╭─ DATASET CONTENT

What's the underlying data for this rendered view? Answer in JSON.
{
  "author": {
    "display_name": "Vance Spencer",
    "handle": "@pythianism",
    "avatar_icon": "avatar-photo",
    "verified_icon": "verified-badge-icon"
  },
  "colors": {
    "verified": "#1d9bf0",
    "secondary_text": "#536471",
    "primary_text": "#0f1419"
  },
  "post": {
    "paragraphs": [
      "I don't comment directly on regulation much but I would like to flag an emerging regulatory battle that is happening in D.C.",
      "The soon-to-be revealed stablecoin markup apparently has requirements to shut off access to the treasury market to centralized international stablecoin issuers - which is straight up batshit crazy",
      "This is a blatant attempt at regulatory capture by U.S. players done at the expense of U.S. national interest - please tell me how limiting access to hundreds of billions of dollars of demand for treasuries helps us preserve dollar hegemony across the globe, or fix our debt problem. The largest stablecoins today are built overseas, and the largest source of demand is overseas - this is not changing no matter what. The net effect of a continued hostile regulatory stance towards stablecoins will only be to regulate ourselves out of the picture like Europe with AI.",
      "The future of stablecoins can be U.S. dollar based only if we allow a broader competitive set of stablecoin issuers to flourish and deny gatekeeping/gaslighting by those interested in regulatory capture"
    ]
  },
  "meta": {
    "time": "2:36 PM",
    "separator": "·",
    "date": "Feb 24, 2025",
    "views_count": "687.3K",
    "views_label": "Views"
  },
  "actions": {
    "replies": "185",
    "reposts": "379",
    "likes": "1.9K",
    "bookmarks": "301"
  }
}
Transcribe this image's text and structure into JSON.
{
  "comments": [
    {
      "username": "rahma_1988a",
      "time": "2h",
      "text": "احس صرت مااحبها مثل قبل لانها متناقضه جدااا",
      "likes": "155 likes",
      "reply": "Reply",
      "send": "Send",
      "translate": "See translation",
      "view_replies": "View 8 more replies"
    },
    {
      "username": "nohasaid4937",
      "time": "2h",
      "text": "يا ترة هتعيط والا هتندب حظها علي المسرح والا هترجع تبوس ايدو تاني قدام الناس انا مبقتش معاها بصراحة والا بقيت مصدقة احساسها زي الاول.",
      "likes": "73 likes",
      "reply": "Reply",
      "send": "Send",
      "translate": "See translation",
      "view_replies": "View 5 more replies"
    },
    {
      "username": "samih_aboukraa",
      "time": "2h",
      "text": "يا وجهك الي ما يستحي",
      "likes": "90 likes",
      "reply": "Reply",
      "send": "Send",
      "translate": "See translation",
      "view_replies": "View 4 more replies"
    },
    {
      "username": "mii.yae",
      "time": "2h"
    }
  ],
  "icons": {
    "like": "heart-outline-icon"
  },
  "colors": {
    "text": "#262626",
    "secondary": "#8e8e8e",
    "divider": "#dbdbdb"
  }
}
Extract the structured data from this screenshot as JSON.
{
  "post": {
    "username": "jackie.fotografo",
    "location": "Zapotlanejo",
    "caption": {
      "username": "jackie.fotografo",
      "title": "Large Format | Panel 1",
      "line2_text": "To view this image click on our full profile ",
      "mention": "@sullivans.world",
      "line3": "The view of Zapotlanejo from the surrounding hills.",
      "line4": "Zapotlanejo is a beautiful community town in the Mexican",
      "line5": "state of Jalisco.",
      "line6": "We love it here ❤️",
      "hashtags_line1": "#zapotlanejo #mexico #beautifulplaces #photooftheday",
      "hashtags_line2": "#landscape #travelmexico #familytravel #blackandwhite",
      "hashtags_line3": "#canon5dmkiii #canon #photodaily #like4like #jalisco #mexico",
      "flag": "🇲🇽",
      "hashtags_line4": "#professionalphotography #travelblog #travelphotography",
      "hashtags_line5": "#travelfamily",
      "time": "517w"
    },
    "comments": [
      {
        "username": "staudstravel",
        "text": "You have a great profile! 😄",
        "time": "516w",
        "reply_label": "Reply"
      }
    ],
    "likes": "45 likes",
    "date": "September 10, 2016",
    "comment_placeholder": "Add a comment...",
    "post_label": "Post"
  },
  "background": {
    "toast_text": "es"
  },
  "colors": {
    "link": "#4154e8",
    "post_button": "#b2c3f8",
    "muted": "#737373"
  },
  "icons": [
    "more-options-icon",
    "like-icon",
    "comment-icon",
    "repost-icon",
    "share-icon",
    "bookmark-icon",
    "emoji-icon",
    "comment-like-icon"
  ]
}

╰─

### WORK TO DO
Reproduce the material in full, with no word added or dropped.

### WORKED ANSWER
What's the underlying data for this rendered view? Answer in JSON.
{
  "author": {
    "display_name": "Vance Spencer",
    "handle": "@pythianism",
    "avatar_icon": "avatar-photo",
    "verified_icon": "verified-badge-icon"
  },
  "colors": {
    "verified": "#1d9bf0",
    "secondary_text": "#536471",
    "primary_text": "#0f1419"
  },
  "post": {
    "paragraphs": [
      "I don't comment directly on regulation much but I would like to flag an emerging regulatory battle that is happening in D.C.",
      "The soon-to-be revealed stablecoin markup apparently has requirements to shut off access to the treasury market to centralized international stablecoin issuers - which is straight up batshit crazy",
      "This is a blatant attempt at regulatory capture by U.S. players done at the expense of U.S. national interest - please tell me how limiting access to hundreds of billions of dollars of demand for treasuries helps us preserve dollar hegemony across the globe, or fix our debt problem. The largest stablecoins today are built overseas, and the largest source of demand is overseas - this is not changing no matter what. The net effect of a continued hostile regulatory stance towards stablecoins will only be to regulate ourselves out of the picture like Europe with AI.",
      "The future of stablecoins can be U.S. dollar based only if we allow a broader competitive set of stablecoin issuers to flourish and deny gatekeeping/gaslighting by those interested in regulatory capture"
    ]
  },
  "meta": {
    "time": "2:36 PM",
    "separator": "·",
    "date": "Feb 24, 2025",
    "views_count": "687.3K",
    "views_label": "Views"
  },
  "actions": {
    "replies": "185",
    "reposts": "379",
    "likes": "1.9K",
    "bookmarks": "301"
  }
}
Transcribe this image's text and structure into JSON.
{
  "comments": [
    {
      "username": "rahma_1988a",
      "time": "2h",
      "text": "احس صرت مااحبها مثل قبل لانها متناقضه جدااا",
      "likes": "155 likes",
      "reply": "Reply",
      "send": "Send",
      "translate": "See translation",
      "view_replies": "View 8 more replies"
    },
    {
      "username": "nohasaid4937",
      "time": "2h",
      "text": "يا ترة هتعيط والا هتندب حظها علي المسرح والا هترجع تبوس ايدو تاني قدام الناس انا مبقتش معاها بصراحة والا بقيت مصدقة احساسها زي الاول.",
      "likes": "73 likes",
      "reply": "Reply",
      "send": "Send",
      "translate": "See translation",
      "view_replies": "View 5 more replies"
    },
    {
      "username": "samih_aboukraa",
      "time": "2h",
      "text": "يا وجهك الي ما يستحي",
      "likes": "90 likes",
      "reply": "Reply",
      "send": "Send",
      "translate": "See translation",
      "view_replies": "View 4 more replies"
    },
    {
      "username": "mii.yae",
      "time": "2h"
    }
  ],
  "icons": {
    "like": "heart-outline-icon"
  },
  "colors": {
    "text": "#262626",
    "secondary": "#8e8e8e",
    "divider": "#dbdbdb"
  }
}
Extract the structured data from this screenshot as JSON.
{
  "post": {
    "username": "jackie.fotografo",
    "location": "Zapotlanejo",
    "caption": {
      "username": "jackie.fotografo",
      "title": "Large Format | Panel 1",
      "line2_text": "To view this image click on our full profile ",
      "mention": "@sullivans.world",
      "line3": "The view of Zapotlanejo from the surrounding hills.",
      "line4": "Zapotlanejo is a beautiful community town in the Mexican",
      "line5": "state of Jalisco.",
      "line6": "We love it here ❤️",
      "hashtags_line1": "#zapotlanejo #mexico #beautifulplaces #photooftheday",
      "hashtags_line2": "#landscape #travelmexico #familytravel #blackandwhite",
      "hashtags_line3": "#canon5dmkiii #canon #photodaily #like4like #jalisco #mexico",
      "flag": "🇲🇽",
      "hashtags_line4": "#professionalphotography #travelblog #travelphotography",
      "hashtags_line5": "#travelfamily",
      "time": "517w"
    },
    "comments": [
      {
        "username": "staudstravel",
        "text": "You have a great profile! 😄",
        "time": "516w",
        "reply_label": "Reply"
      }
    ],
    "likes": "45 likes",
    "date": "September 10, 2016",
    "comment_placeholder": "Add a comment...",
    "post_label": "Post"
  },
  "background": {
    "toast_text": "es"
  },
  "colors": {
    "link": "#4154e8",
    "post_button": "#b2c3f8",
    "muted": "#737373"
  },
  "icons": [
    "more-options-icon",
    "like-icon",
    "comment-icon",
    "repost-icon",
    "share-icon",
    "bookmark-icon",
    "emoji-icon",
    "comment-like-icon"
  ]
}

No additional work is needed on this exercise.